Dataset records
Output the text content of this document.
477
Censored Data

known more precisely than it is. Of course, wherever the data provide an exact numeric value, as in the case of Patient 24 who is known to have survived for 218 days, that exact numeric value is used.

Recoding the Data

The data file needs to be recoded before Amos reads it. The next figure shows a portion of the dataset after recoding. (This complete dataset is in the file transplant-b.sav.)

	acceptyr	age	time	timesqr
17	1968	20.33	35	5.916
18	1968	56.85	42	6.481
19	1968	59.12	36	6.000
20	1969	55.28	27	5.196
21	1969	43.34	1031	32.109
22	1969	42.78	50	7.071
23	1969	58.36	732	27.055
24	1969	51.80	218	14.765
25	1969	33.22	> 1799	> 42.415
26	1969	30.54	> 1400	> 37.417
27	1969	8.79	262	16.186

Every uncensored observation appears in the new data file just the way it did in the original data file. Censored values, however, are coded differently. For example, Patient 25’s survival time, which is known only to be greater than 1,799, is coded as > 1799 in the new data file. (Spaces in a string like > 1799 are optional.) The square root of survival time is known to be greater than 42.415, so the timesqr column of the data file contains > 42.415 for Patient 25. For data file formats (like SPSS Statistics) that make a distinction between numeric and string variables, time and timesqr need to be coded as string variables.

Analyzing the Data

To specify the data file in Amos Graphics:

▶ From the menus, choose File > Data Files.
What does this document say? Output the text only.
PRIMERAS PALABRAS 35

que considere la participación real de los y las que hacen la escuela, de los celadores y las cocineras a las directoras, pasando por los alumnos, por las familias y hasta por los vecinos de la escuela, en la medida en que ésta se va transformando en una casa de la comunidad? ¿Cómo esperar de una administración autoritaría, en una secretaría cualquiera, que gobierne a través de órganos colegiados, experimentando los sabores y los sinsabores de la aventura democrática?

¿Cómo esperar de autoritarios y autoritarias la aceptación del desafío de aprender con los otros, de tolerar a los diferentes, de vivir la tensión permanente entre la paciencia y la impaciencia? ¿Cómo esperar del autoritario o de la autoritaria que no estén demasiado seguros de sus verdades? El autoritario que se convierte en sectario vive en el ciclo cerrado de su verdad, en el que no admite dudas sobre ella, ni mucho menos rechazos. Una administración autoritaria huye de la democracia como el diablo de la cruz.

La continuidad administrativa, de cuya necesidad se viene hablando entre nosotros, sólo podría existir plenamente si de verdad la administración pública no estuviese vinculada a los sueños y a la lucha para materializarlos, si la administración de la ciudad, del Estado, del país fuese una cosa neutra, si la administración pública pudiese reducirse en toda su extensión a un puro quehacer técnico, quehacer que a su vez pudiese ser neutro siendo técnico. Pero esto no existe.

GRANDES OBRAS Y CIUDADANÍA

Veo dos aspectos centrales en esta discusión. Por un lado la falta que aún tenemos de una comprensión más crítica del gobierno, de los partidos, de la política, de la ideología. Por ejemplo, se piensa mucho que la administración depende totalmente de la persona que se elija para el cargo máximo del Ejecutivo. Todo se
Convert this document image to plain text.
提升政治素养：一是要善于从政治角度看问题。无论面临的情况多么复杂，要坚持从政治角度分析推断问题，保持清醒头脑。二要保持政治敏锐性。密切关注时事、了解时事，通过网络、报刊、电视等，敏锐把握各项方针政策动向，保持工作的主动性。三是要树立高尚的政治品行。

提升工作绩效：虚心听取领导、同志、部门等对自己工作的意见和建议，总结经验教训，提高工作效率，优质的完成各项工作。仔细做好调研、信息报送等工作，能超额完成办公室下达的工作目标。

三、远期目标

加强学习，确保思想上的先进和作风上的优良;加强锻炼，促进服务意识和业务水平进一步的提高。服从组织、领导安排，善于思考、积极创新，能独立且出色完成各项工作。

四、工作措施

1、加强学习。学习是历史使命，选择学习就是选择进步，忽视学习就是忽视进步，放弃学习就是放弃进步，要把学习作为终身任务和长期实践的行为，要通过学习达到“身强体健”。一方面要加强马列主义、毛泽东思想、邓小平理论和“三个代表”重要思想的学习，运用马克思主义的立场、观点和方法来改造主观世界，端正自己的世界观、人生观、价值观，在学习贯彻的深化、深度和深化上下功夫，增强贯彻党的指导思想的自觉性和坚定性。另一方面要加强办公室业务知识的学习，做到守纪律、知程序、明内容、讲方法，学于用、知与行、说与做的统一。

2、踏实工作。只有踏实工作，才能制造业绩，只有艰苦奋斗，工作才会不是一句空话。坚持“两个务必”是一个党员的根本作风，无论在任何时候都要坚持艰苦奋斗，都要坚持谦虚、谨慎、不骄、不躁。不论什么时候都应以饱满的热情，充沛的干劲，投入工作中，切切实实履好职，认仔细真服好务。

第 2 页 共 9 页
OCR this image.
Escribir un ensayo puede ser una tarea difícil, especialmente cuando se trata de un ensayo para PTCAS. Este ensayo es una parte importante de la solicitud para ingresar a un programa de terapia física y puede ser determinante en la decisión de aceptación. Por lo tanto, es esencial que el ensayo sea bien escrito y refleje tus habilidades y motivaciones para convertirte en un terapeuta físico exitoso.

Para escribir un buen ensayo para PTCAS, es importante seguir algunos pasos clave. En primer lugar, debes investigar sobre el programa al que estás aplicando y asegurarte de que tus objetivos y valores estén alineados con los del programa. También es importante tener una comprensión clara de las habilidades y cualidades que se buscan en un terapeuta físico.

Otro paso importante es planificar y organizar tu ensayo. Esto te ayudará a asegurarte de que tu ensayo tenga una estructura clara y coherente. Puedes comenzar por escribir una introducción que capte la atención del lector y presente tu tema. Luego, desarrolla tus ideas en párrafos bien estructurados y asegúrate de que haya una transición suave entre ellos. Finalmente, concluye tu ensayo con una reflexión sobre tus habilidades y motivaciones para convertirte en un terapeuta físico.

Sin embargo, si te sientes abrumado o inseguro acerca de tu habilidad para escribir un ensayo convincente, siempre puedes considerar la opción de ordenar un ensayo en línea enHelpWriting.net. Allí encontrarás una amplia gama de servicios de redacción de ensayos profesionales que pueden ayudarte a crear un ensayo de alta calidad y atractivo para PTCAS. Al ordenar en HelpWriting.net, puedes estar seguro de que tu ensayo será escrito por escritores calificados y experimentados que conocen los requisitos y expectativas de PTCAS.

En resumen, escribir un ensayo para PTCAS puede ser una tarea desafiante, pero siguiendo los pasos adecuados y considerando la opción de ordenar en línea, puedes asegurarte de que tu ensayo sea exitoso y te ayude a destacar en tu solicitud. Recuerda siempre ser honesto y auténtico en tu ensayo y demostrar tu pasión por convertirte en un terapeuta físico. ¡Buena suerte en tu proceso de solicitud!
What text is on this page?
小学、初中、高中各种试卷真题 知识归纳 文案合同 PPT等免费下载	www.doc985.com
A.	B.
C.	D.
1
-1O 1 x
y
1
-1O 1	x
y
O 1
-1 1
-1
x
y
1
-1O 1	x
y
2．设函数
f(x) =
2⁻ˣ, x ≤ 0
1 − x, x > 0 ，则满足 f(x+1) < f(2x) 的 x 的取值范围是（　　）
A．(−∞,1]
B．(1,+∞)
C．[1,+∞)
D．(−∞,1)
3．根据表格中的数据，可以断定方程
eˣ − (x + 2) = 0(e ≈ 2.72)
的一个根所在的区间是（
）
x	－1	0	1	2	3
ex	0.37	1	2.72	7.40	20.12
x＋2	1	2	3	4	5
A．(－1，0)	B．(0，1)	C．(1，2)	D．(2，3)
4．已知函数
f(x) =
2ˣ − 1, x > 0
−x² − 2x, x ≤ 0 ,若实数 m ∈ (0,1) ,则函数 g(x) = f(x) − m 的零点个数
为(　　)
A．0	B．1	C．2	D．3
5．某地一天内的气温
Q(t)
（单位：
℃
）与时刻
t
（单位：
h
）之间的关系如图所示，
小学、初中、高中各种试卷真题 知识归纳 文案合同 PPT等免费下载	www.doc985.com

Your instructions: Pull every line containing the word "asegurarte" out of the entries above.

Finished answer:
Para escribir un buen ensayo para PTCAS, es importante seguir algunos pasos clave. En primer lugar, debes investigar sobre el programa al que estás aplicando y asegurarte de que tus objetivos y valores estén alineados con los del programa. También es importante tener una comprensión clara de las habilidades y cualidades que se buscan en un terapeuta físico.
Otro paso importante es planificar y organizar tu ensayo. Esto te ayudará a asegurarte de que tu ensayo tenga una estructura clara y coherente. Puedes comenzar por escribir una introducción que capte la atención del lector y presente tu tema. Luego, desarrolla tus ideas en párrafos bien estructurados y asegúrate de que haya una transición suave entre ellos. Finalmente, concluye tu ensayo con una reflexión sobre tus habilidades y motivaciones para convertirte en un terapeuta físico.
En resumen, escribir un ensayo para PTCAS puede ser una tarea desafiante, pero siguiendo los pasos adecuados y considerando la opción de ordenar en línea, puedes asegurarte de que tu ensayo sea exitoso y te ayude a destacar en tu solicitud. Recuerda siempre ser honesto y auténtico en tu ensayo y demostrar tu pasión por convertirte en un terapeuta físico. ¡Buena suerte en tu proceso de solicitud!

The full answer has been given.